> The input
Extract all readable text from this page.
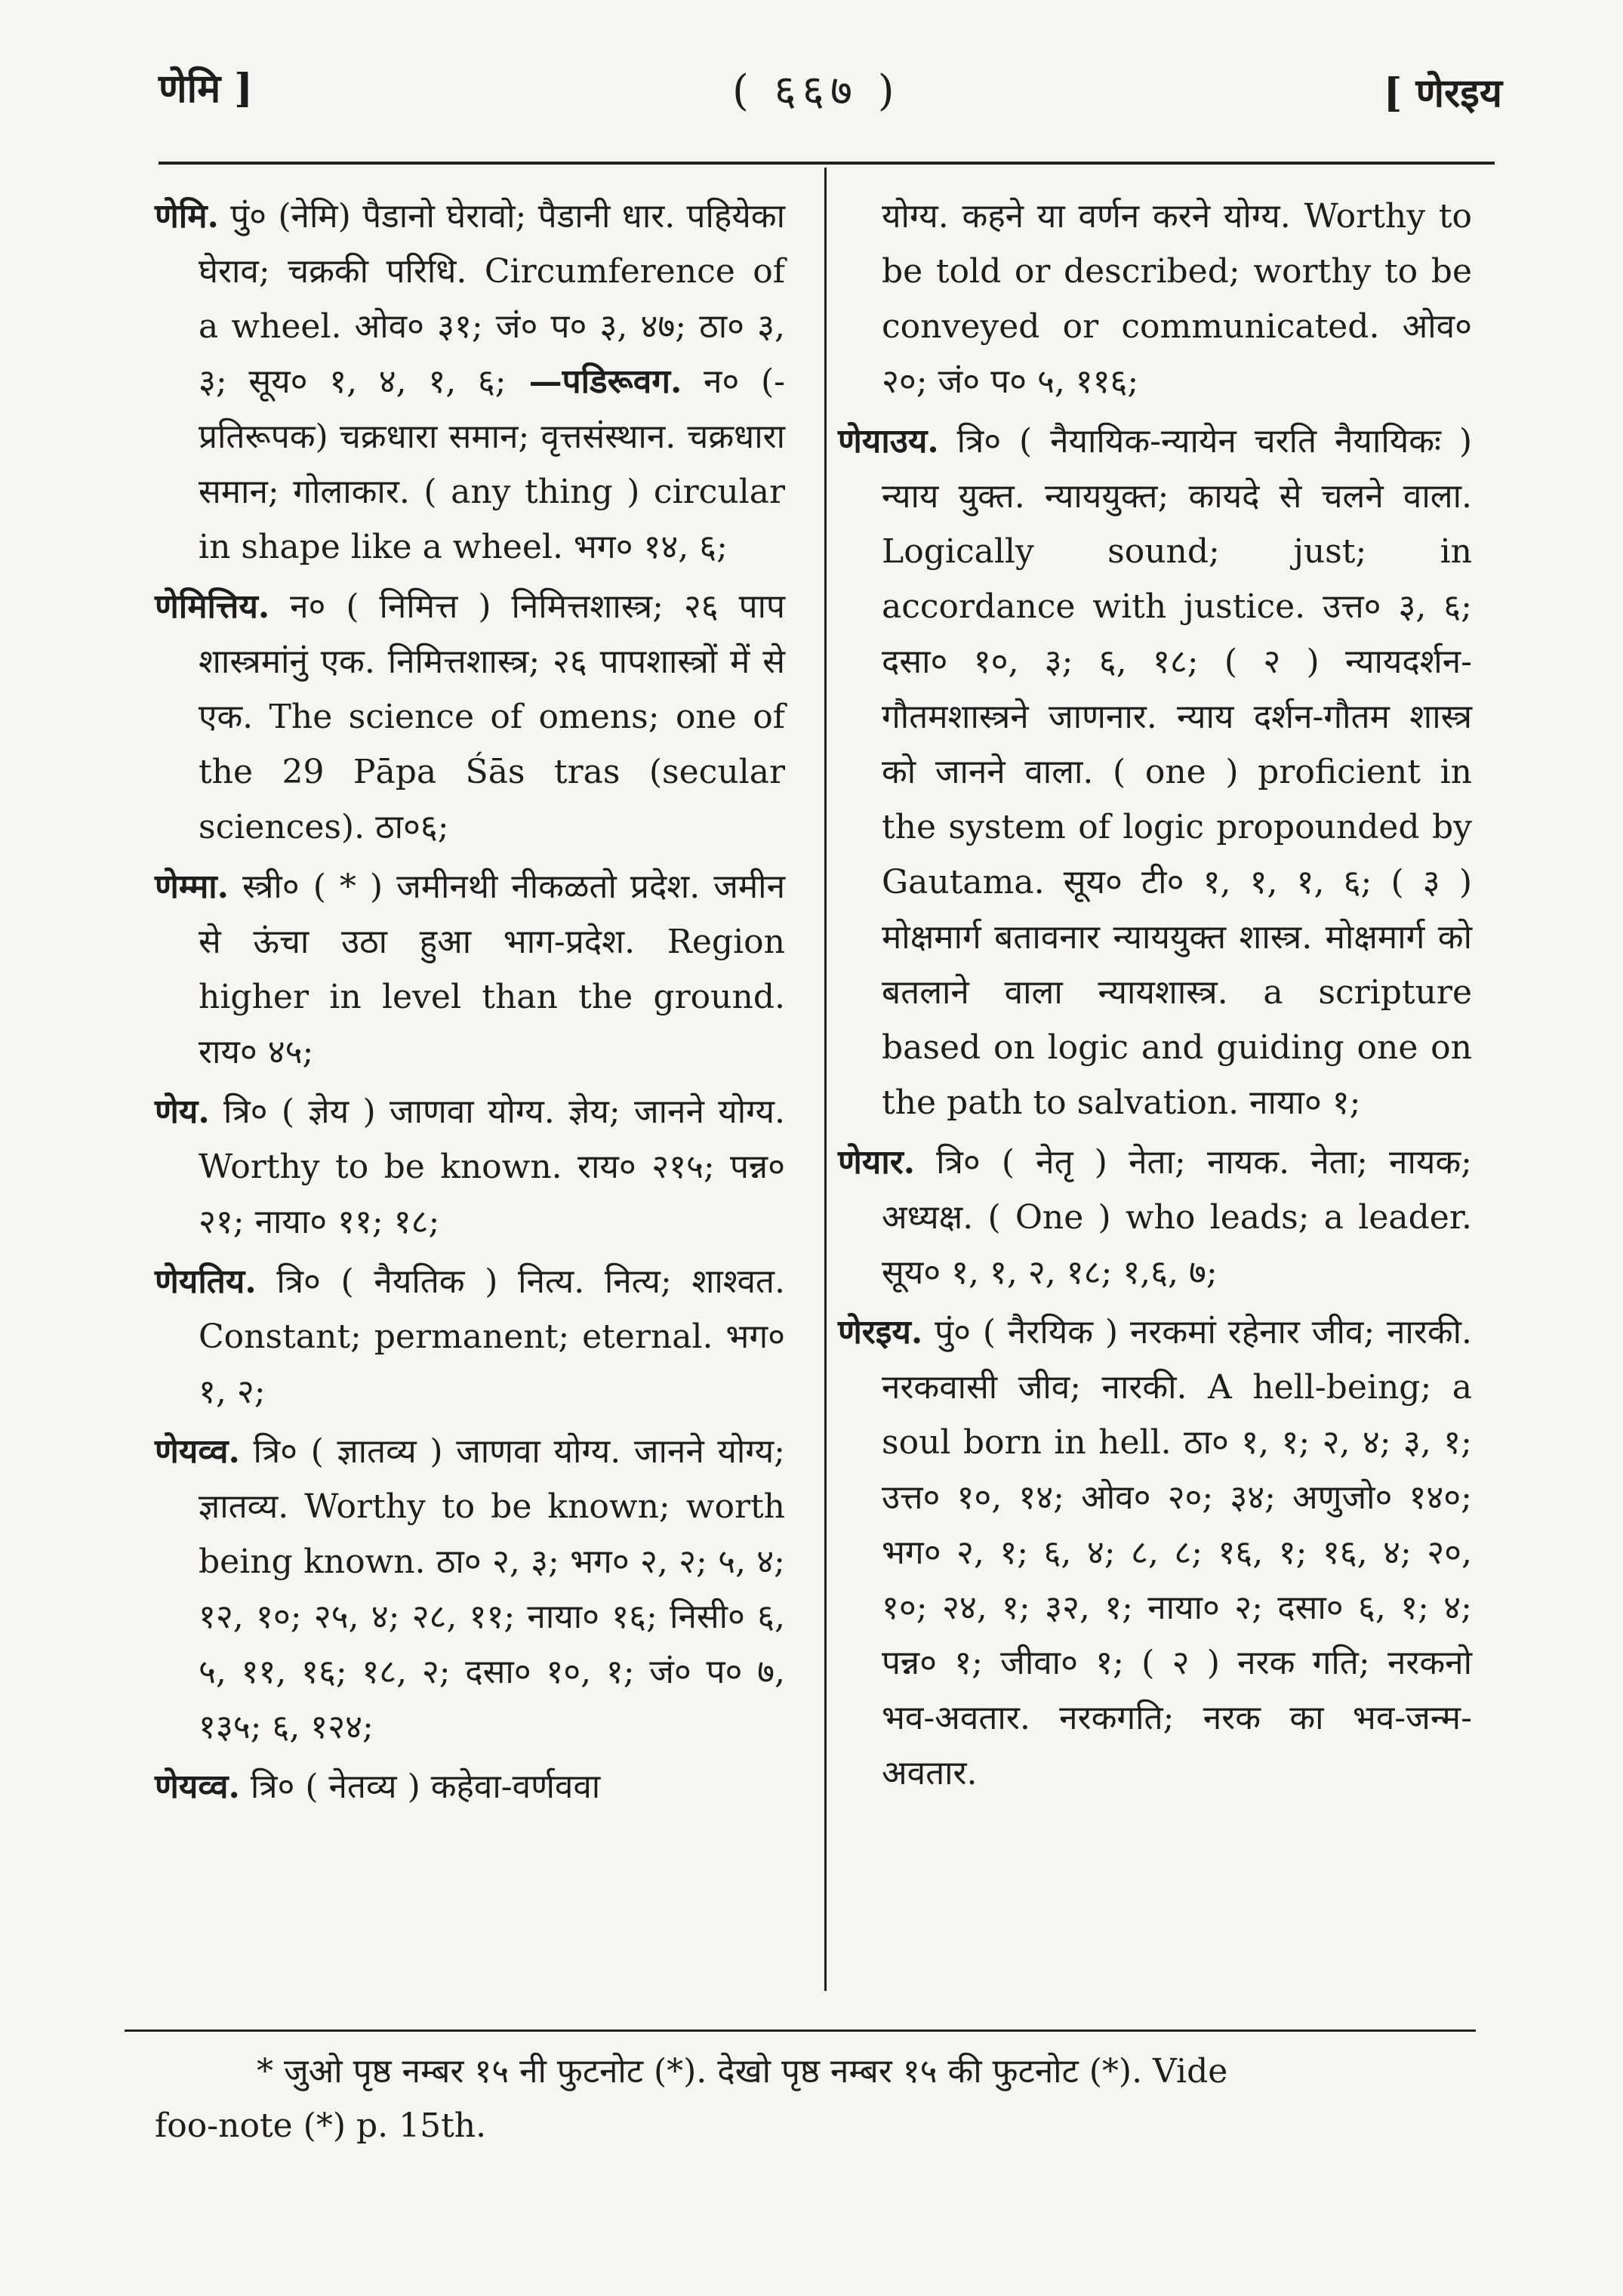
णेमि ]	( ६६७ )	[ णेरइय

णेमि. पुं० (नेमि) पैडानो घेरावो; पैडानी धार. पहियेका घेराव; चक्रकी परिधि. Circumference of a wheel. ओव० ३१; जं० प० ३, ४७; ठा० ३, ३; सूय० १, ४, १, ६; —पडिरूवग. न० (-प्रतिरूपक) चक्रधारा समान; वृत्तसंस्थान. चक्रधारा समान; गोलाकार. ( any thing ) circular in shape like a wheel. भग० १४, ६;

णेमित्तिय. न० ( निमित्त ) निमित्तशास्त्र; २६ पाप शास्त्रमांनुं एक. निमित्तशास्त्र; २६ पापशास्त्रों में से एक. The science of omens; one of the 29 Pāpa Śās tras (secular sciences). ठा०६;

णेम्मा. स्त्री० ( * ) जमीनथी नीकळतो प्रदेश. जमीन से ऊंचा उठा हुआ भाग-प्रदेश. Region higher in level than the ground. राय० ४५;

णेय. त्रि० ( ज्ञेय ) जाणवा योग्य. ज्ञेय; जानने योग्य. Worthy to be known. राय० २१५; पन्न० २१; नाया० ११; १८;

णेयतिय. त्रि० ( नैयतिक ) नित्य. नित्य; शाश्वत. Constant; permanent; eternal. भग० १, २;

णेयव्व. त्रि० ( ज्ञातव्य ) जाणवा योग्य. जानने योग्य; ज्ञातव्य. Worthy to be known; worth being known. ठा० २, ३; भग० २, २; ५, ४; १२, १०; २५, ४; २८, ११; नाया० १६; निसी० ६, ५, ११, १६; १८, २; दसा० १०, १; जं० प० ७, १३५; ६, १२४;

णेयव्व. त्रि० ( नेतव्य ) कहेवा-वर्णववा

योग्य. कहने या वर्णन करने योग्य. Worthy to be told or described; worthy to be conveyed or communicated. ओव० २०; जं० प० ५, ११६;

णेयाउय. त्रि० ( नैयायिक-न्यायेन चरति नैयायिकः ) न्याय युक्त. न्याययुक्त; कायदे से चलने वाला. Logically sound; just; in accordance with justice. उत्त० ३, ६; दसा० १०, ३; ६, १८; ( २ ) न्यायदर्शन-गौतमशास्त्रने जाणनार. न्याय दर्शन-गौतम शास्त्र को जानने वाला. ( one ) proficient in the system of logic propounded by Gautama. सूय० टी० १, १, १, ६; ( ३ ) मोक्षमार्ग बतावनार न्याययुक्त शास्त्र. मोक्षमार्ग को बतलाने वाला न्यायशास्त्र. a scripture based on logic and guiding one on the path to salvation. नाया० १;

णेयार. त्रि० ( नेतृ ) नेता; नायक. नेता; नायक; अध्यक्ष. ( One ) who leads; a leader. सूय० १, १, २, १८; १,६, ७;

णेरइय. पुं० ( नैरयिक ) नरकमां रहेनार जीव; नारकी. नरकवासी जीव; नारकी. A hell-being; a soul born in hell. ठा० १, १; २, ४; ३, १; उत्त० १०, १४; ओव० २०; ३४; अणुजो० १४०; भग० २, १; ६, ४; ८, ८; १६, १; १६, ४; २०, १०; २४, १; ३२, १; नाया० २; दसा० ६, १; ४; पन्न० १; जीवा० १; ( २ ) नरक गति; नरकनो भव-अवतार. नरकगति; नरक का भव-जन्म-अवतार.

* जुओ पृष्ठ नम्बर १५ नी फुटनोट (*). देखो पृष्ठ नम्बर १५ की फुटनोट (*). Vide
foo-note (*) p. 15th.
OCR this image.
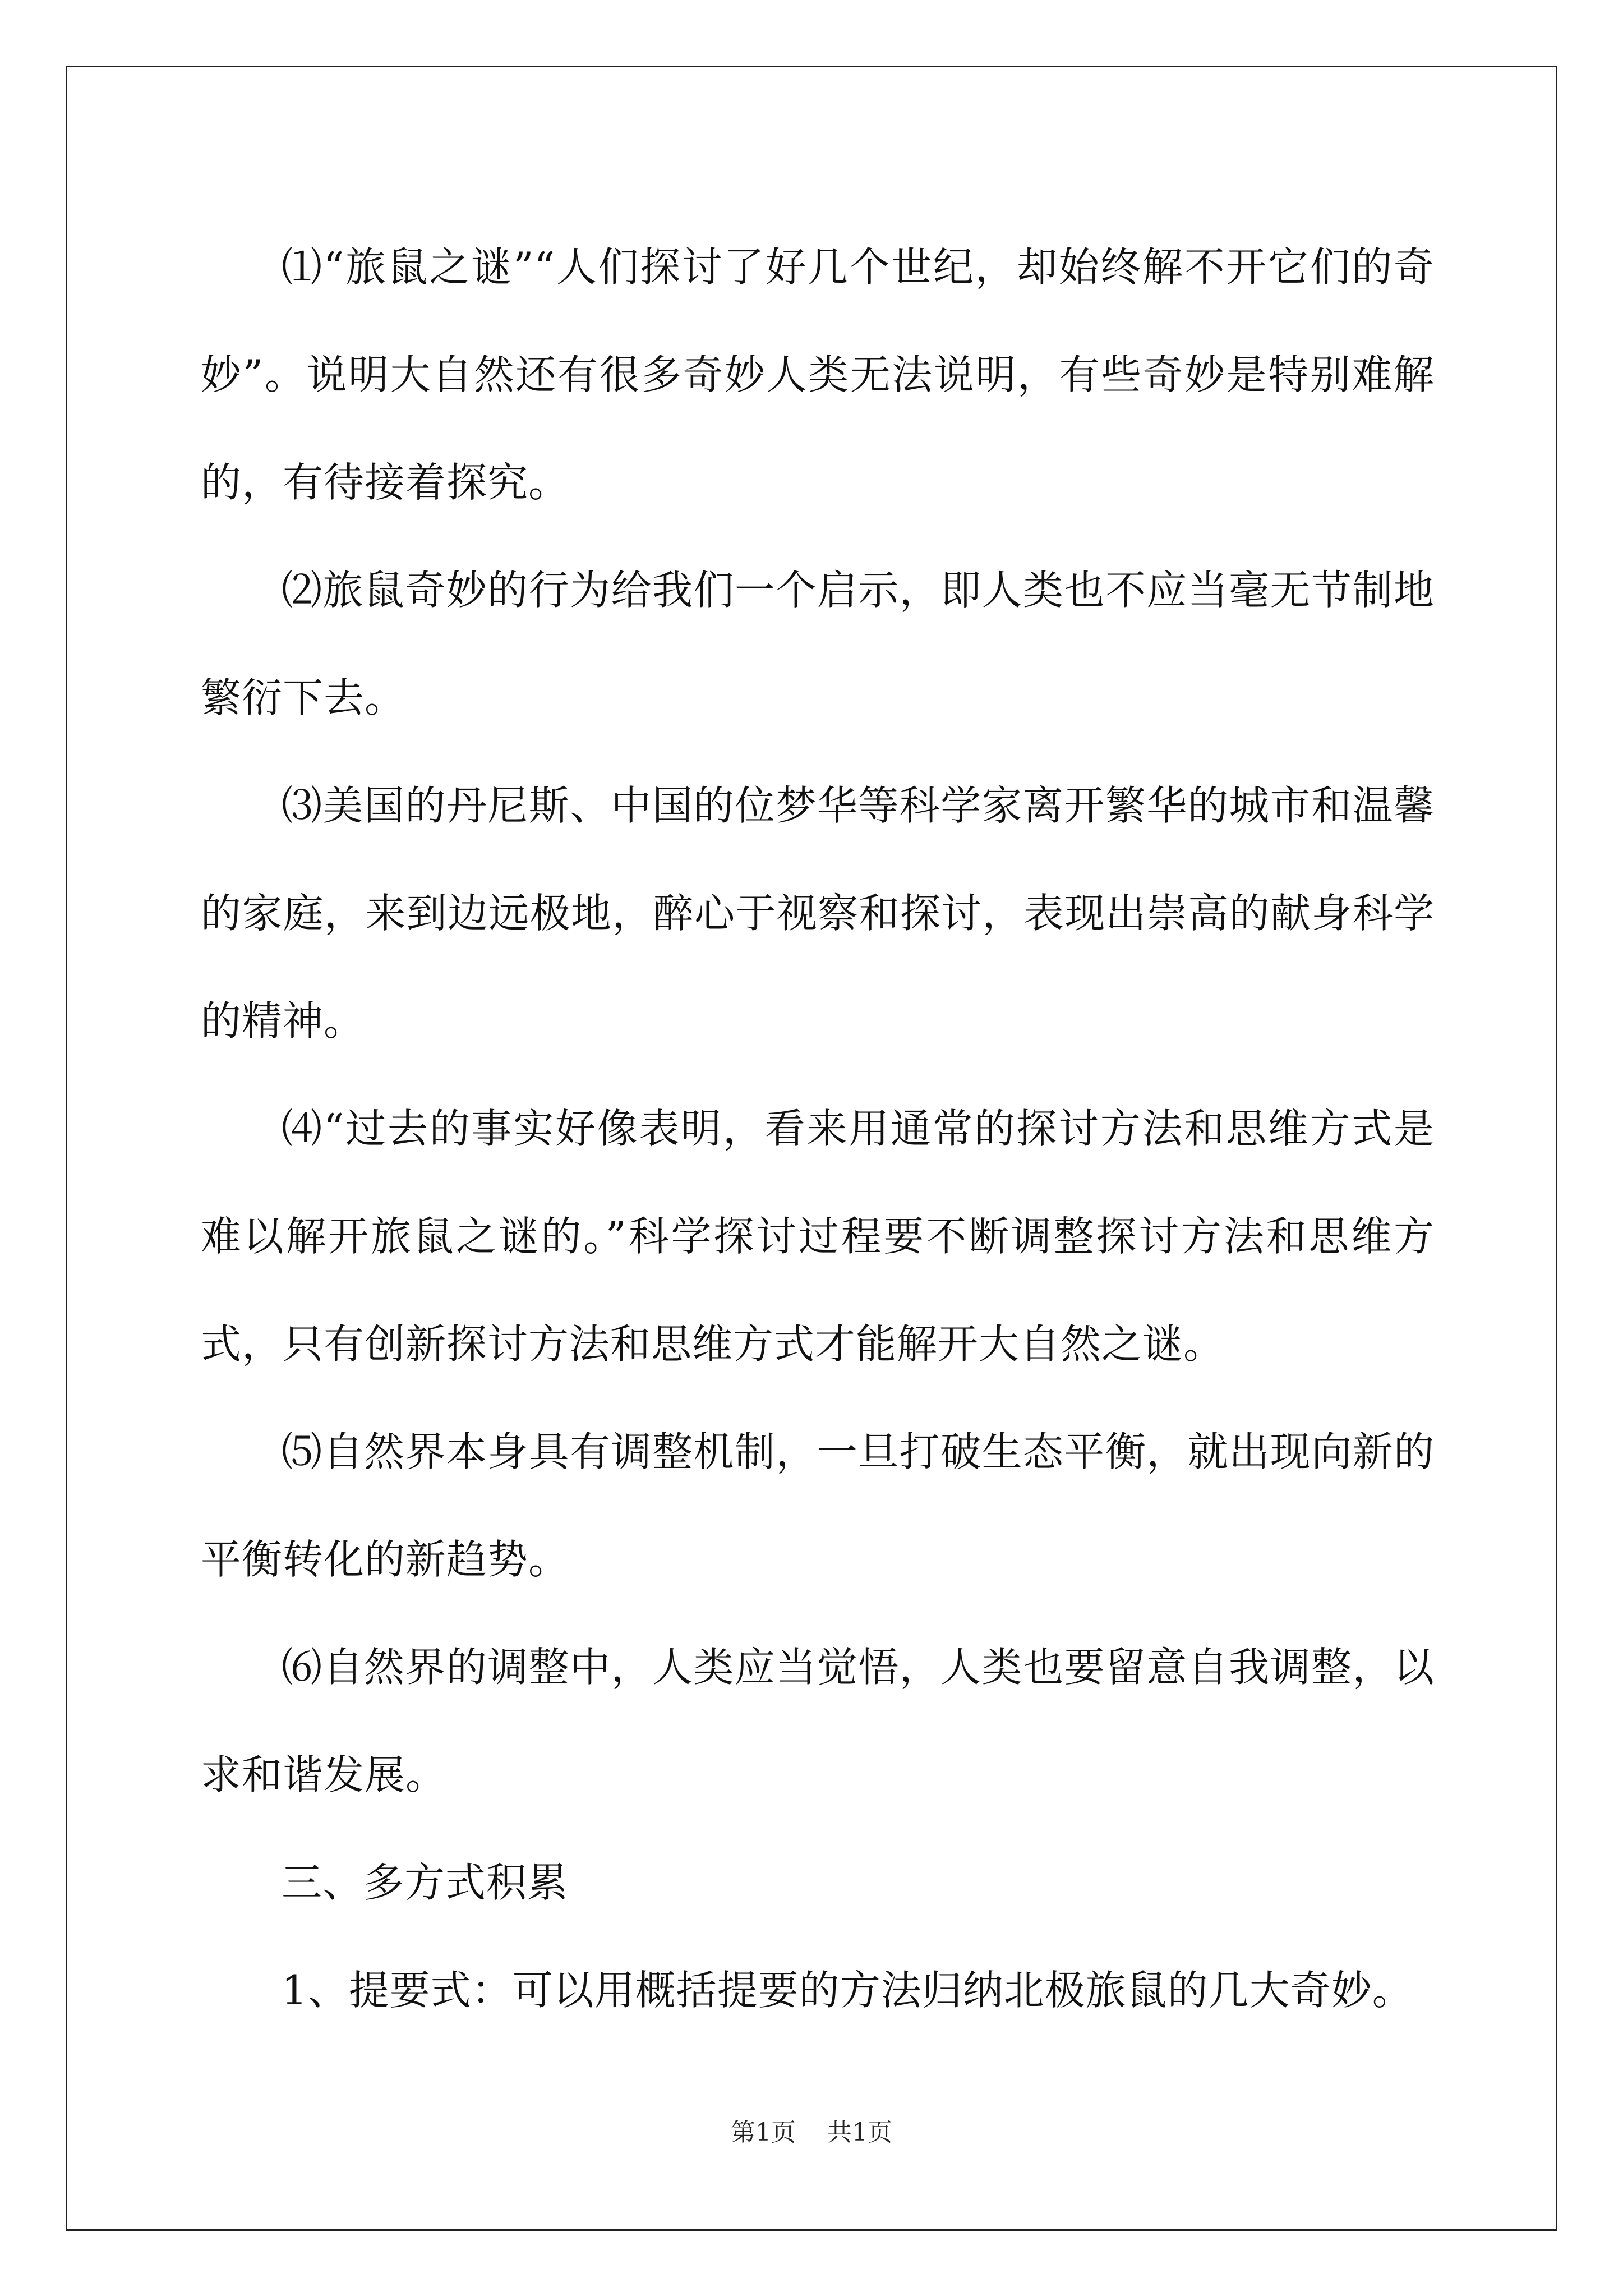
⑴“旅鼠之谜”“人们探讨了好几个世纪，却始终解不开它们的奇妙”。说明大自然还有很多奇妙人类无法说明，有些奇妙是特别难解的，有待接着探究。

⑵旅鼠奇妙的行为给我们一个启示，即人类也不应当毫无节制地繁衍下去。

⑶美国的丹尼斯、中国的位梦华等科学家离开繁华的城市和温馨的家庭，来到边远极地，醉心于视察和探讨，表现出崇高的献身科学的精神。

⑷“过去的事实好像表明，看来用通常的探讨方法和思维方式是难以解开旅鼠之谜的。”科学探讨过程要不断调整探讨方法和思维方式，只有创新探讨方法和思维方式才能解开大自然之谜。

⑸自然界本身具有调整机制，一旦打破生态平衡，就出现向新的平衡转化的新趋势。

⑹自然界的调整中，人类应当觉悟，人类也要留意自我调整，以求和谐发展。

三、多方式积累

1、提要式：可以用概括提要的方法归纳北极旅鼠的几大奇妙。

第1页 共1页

> Exercise description
Reply with nothing but the number of lines in the data above that contain "Worthy".

> Exercise output
3